DIRECTION: In the listing below, format the lines running from the line with "logo: STR [428, 128, 439, 137]" up to and including the line with "footer: Presentation [264, 374, 281, 386]" as a numbered list, leaving out any blank lines.
-- DATA RECORDS start --
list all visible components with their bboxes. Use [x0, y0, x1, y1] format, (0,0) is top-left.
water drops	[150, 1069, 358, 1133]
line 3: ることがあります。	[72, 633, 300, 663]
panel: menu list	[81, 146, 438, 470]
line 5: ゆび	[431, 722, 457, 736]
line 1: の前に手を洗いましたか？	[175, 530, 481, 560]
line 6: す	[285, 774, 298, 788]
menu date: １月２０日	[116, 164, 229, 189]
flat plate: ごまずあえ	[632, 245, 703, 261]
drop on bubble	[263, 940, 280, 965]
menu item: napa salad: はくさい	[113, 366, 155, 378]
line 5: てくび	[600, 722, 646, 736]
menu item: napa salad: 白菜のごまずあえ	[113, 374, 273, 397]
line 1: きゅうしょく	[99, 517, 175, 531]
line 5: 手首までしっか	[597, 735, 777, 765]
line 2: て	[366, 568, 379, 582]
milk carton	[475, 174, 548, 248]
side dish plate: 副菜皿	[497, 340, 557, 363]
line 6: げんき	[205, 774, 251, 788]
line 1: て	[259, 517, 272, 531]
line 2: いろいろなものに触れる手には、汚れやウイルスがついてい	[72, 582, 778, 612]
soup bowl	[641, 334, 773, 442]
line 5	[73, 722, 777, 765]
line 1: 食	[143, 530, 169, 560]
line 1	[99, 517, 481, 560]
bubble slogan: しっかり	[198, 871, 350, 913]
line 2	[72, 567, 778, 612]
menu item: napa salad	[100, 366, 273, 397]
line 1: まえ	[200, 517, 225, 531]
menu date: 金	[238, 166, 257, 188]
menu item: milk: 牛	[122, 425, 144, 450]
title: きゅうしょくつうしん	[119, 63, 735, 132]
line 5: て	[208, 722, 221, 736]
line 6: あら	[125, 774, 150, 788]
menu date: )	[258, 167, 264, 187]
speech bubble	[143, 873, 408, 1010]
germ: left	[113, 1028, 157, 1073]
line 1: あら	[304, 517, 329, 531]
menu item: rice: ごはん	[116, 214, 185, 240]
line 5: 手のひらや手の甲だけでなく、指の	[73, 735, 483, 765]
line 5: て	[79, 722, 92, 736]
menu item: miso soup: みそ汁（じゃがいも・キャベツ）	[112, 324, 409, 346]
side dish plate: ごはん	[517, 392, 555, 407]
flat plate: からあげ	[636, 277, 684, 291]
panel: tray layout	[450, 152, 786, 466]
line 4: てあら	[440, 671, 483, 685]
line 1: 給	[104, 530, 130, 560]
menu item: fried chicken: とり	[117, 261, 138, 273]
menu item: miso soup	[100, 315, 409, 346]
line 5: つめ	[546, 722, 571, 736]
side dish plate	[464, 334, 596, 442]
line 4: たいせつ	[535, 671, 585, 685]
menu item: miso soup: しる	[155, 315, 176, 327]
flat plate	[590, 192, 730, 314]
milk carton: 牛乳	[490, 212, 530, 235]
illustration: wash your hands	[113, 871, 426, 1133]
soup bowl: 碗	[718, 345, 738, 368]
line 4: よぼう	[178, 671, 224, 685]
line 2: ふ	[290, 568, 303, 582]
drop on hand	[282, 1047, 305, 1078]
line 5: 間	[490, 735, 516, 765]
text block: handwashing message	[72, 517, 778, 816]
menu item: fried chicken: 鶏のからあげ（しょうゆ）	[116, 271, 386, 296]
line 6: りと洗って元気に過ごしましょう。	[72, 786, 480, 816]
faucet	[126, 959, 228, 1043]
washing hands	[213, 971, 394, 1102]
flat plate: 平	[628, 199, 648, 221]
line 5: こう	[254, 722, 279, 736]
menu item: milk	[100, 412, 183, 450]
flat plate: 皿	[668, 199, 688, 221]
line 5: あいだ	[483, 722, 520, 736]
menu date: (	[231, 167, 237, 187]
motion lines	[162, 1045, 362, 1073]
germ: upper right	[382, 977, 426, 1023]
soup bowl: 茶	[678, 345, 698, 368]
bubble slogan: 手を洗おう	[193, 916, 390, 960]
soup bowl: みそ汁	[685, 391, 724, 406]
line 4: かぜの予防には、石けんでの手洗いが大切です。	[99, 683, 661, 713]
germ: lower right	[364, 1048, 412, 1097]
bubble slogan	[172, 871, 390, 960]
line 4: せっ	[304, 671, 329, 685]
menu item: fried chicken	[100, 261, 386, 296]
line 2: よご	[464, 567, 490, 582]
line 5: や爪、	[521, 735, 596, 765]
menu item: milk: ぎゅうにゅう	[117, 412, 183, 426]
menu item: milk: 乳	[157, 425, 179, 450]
-- DATA RECORDS end --
-- DATA RECORDS start --
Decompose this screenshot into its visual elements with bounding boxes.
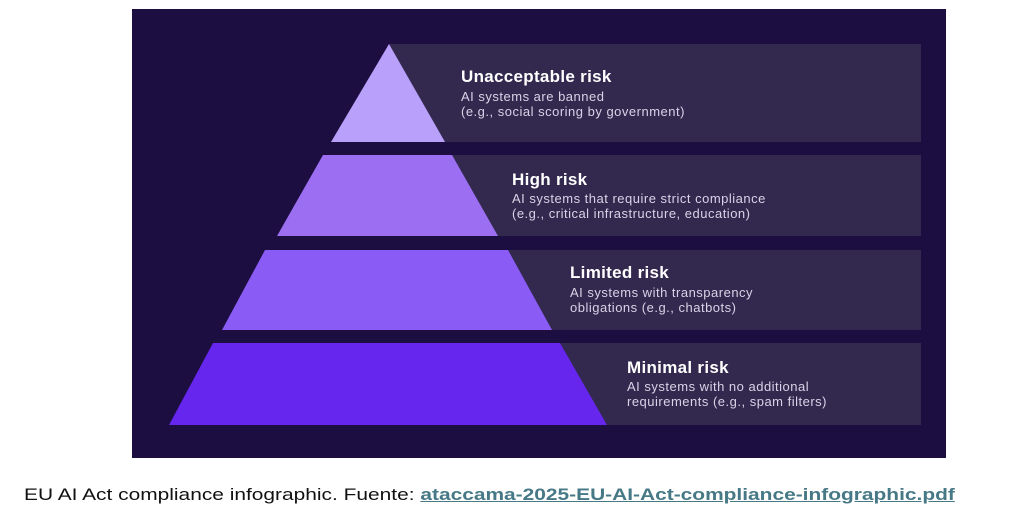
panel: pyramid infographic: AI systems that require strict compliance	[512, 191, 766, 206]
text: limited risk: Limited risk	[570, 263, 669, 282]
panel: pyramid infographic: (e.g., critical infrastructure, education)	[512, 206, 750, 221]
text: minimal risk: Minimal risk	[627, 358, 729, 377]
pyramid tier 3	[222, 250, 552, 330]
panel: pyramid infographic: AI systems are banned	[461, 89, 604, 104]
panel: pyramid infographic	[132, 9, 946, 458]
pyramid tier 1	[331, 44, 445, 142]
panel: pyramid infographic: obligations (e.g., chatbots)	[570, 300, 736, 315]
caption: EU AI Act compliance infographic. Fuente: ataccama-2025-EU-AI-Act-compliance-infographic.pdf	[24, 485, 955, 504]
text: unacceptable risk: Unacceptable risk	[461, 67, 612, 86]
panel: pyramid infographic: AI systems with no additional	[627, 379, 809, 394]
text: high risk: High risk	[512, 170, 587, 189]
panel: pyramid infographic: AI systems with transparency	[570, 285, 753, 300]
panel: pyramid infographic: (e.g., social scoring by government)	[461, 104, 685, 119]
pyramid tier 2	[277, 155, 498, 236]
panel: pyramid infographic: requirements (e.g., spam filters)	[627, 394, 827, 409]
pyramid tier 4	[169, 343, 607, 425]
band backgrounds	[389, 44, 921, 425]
-- DATA RECORDS end --
-- DATA RECORDS start --
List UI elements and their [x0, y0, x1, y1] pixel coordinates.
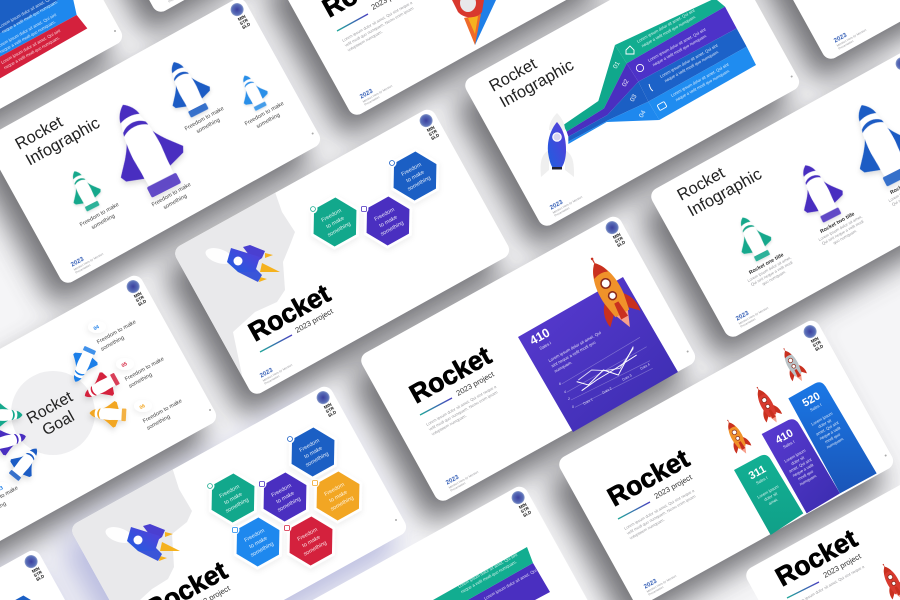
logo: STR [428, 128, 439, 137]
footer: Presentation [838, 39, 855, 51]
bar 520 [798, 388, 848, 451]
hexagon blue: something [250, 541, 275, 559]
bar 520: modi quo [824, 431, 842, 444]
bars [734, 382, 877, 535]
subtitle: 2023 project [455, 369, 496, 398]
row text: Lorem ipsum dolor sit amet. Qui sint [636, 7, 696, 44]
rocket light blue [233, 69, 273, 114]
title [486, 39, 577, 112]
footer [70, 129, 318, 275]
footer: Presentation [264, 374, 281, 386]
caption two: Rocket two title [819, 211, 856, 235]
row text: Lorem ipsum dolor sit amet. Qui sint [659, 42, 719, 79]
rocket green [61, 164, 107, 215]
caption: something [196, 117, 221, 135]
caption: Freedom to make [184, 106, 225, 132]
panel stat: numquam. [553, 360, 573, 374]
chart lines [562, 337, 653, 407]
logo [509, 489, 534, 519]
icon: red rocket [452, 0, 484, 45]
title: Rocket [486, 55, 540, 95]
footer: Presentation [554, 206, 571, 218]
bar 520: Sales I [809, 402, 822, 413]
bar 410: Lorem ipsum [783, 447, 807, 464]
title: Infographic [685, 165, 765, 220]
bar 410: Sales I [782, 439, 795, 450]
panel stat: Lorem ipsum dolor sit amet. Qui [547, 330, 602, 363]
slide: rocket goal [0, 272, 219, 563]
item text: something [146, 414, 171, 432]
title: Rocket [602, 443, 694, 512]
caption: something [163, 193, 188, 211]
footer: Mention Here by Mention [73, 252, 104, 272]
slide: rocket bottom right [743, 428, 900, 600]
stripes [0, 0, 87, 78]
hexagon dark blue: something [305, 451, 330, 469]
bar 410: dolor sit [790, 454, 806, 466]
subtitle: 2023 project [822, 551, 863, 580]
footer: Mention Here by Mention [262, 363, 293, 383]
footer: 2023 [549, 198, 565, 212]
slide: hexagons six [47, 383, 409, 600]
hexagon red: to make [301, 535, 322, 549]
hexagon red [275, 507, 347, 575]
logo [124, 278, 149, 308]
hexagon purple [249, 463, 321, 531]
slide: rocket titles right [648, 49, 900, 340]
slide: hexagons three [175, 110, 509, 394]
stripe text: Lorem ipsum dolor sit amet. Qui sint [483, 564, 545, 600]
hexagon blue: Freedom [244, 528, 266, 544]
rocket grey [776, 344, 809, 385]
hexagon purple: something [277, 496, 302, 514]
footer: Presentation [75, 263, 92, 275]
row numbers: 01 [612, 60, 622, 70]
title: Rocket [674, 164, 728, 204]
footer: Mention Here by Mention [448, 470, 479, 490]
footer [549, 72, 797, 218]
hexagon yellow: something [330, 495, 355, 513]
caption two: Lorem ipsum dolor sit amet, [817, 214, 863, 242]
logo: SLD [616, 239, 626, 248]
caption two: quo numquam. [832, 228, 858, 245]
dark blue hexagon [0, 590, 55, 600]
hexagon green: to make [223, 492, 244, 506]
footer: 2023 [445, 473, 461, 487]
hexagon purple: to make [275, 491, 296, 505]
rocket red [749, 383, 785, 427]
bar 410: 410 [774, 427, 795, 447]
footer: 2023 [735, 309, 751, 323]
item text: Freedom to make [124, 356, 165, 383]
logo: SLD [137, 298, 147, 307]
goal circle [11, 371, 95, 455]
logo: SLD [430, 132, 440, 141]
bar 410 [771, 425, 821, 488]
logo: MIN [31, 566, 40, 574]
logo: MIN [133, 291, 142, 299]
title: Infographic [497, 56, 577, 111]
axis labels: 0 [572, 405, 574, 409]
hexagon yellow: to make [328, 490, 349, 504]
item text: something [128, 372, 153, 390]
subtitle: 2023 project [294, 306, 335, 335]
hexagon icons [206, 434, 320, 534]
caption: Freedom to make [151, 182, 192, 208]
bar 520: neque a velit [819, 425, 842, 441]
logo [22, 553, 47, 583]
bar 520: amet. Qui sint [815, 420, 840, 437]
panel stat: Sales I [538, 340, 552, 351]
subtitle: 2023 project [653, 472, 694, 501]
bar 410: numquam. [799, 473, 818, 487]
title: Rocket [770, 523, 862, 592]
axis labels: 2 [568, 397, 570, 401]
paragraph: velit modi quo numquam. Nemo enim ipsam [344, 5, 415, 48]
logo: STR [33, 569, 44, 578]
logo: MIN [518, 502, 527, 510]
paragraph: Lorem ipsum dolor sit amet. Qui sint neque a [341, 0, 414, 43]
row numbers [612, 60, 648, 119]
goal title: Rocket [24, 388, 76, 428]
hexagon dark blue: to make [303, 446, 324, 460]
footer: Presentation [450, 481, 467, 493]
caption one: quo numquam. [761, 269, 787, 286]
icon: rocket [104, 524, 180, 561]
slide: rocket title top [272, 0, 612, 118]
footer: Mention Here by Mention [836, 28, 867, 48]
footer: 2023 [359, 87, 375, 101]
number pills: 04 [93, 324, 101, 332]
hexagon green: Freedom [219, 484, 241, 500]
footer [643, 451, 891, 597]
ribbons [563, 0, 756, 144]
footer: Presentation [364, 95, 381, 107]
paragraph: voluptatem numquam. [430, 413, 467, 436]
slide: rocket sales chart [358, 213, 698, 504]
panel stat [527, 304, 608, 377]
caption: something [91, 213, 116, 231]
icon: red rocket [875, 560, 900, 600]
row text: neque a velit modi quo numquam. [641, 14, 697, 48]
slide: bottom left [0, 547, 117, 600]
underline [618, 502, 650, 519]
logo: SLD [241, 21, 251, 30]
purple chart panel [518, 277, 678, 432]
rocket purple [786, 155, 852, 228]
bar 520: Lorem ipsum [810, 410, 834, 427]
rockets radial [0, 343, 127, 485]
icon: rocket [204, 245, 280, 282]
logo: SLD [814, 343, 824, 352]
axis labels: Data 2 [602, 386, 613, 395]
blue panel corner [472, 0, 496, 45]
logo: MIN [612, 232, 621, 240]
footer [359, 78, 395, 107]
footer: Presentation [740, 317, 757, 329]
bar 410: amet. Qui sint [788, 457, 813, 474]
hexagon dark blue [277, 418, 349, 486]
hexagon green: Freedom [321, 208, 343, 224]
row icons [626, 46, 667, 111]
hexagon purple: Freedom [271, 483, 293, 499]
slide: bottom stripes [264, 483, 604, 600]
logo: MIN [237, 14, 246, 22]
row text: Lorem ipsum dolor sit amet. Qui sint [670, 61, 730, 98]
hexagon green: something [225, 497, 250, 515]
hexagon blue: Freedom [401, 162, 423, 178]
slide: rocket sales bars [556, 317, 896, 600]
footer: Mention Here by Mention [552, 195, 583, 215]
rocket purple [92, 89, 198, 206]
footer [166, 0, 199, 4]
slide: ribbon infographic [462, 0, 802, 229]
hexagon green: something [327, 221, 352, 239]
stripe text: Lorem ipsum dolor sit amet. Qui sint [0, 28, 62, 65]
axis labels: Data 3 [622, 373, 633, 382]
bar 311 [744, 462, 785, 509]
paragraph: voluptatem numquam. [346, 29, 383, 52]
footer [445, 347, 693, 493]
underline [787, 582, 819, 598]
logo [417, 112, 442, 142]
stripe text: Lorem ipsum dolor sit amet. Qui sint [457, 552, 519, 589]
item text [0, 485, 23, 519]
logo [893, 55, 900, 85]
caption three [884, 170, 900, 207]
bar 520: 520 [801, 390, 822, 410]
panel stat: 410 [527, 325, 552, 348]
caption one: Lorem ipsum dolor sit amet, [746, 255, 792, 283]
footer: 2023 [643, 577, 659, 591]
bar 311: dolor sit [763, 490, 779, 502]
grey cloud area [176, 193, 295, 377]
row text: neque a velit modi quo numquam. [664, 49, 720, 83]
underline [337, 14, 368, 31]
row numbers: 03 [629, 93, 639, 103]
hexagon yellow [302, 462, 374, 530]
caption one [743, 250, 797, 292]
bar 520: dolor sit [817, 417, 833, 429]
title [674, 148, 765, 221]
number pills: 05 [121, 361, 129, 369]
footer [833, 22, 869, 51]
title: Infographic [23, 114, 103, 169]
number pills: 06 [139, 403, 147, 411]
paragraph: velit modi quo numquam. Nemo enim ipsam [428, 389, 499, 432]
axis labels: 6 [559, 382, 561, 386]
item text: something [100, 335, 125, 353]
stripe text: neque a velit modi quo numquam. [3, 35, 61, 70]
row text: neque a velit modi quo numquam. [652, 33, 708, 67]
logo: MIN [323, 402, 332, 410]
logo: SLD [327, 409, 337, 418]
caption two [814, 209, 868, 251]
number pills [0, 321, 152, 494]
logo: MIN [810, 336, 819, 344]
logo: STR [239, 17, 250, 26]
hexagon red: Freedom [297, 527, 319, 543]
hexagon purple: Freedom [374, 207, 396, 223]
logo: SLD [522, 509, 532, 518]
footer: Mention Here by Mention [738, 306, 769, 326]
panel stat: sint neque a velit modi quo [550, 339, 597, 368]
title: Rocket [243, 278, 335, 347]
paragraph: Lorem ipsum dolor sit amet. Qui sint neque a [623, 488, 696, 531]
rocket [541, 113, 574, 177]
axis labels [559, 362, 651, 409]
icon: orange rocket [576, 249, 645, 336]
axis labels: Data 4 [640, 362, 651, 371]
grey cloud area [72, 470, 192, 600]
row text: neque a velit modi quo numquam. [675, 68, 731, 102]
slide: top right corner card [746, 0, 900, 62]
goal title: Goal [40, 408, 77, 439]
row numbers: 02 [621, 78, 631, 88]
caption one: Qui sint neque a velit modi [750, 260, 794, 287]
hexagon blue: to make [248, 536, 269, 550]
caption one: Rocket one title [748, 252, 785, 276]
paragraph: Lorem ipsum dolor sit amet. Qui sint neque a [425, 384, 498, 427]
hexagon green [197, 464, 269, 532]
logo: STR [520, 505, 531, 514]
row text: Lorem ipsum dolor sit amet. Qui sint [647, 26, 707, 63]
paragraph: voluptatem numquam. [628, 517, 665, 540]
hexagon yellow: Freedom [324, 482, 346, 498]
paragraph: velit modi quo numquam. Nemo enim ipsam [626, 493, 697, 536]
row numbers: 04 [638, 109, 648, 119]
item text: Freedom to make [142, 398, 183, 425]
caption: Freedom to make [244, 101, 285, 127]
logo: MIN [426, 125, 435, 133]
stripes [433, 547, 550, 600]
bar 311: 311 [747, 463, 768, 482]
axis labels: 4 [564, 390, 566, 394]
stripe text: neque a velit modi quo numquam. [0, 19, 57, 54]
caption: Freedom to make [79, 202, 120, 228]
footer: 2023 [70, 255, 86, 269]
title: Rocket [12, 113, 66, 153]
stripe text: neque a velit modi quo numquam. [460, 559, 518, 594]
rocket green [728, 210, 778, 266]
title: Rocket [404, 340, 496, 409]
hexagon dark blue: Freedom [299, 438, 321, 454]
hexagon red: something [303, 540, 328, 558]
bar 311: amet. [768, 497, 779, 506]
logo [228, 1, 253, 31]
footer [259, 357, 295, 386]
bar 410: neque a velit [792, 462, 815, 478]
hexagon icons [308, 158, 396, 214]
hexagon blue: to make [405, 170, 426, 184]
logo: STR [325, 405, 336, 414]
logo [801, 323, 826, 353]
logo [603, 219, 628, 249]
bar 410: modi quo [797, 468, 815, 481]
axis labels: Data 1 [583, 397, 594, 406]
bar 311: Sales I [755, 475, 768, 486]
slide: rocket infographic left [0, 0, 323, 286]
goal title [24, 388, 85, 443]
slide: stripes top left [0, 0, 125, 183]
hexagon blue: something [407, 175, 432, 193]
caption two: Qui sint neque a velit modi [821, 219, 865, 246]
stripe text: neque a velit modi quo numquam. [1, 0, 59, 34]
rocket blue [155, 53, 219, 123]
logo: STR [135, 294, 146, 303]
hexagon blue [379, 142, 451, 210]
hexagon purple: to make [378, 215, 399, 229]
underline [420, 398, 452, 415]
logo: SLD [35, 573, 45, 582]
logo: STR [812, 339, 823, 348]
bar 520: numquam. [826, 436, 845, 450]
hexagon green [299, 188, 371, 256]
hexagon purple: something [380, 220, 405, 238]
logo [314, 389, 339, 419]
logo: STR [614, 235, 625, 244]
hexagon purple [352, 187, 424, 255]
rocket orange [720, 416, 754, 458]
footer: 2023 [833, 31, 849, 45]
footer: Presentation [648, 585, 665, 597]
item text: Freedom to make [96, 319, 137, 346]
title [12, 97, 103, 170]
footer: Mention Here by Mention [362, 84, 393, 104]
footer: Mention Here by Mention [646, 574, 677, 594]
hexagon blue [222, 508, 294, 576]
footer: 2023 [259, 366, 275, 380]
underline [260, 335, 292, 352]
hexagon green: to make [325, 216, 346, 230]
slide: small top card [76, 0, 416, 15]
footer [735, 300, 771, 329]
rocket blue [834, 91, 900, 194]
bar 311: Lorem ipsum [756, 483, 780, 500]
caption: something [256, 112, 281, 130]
-- DATA RECORDS end --
SOLUTION TO THE PROBLEM:
1. logo: STR [428, 128, 439, 137]
2. footer: Presentation [838, 39, 855, 51]
3. bar 520 [798, 388, 848, 451]
4. hexagon blue: something [250, 541, 275, 559]
5. bar 520: modi quo [824, 431, 842, 444]
6. bars [734, 382, 877, 535]
7. subtitle: 2023 project [455, 369, 496, 398]
8. row text: Lorem ipsum dolor sit amet. Qui sint [636, 7, 696, 44]
9. rocket light blue [233, 69, 273, 114]
10. title [486, 39, 577, 112]
11. footer [70, 129, 318, 275]
12. footer: Presentation [264, 374, 281, 386]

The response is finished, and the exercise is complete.